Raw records

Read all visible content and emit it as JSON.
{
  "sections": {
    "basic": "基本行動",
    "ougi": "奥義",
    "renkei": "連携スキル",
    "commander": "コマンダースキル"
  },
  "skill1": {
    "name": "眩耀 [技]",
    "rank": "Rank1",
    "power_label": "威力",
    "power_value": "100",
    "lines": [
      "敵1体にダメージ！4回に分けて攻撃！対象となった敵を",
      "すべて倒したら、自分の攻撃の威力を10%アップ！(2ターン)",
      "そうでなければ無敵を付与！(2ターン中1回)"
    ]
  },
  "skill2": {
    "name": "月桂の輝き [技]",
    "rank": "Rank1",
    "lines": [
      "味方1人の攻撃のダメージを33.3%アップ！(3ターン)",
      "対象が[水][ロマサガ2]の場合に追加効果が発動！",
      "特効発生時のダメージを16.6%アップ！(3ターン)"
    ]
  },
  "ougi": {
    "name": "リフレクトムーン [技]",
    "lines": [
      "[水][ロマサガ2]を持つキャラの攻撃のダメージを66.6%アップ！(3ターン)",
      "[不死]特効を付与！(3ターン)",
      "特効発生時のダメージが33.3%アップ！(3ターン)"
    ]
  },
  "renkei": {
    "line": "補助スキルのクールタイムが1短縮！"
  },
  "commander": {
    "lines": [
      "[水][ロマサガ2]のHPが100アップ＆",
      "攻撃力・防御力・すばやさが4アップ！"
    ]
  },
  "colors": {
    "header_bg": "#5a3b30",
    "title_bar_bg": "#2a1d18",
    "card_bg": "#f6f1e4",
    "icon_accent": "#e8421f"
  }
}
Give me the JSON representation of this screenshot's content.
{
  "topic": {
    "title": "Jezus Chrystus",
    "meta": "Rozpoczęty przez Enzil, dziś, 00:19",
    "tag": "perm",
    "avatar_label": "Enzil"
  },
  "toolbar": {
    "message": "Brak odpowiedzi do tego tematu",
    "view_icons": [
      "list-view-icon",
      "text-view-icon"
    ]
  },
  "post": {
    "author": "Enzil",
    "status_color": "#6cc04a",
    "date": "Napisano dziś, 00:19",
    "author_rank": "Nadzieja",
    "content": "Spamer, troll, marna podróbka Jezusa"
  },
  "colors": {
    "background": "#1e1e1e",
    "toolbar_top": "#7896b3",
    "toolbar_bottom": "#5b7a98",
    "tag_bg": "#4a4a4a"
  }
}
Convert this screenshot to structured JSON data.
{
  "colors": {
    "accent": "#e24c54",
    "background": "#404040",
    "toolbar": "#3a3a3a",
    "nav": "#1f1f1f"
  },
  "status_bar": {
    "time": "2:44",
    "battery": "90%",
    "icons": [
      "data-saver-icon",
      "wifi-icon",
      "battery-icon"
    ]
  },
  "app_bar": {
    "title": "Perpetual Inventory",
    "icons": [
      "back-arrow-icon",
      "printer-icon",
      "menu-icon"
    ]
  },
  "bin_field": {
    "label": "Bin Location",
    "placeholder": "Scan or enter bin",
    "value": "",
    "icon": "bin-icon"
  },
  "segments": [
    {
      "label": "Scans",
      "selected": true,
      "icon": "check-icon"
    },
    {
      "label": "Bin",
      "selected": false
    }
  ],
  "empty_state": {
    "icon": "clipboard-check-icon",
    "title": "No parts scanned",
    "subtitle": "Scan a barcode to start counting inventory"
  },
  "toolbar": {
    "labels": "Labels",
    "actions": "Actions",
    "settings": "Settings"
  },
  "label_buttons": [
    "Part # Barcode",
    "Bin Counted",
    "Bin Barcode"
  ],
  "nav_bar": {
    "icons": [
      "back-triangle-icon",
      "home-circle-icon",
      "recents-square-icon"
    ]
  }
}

_Exercise goal_: Copy every line of the listing that includes the string "background".

_Expected answer_:
    "background": "#1e1e1e",
    "background": "#404040",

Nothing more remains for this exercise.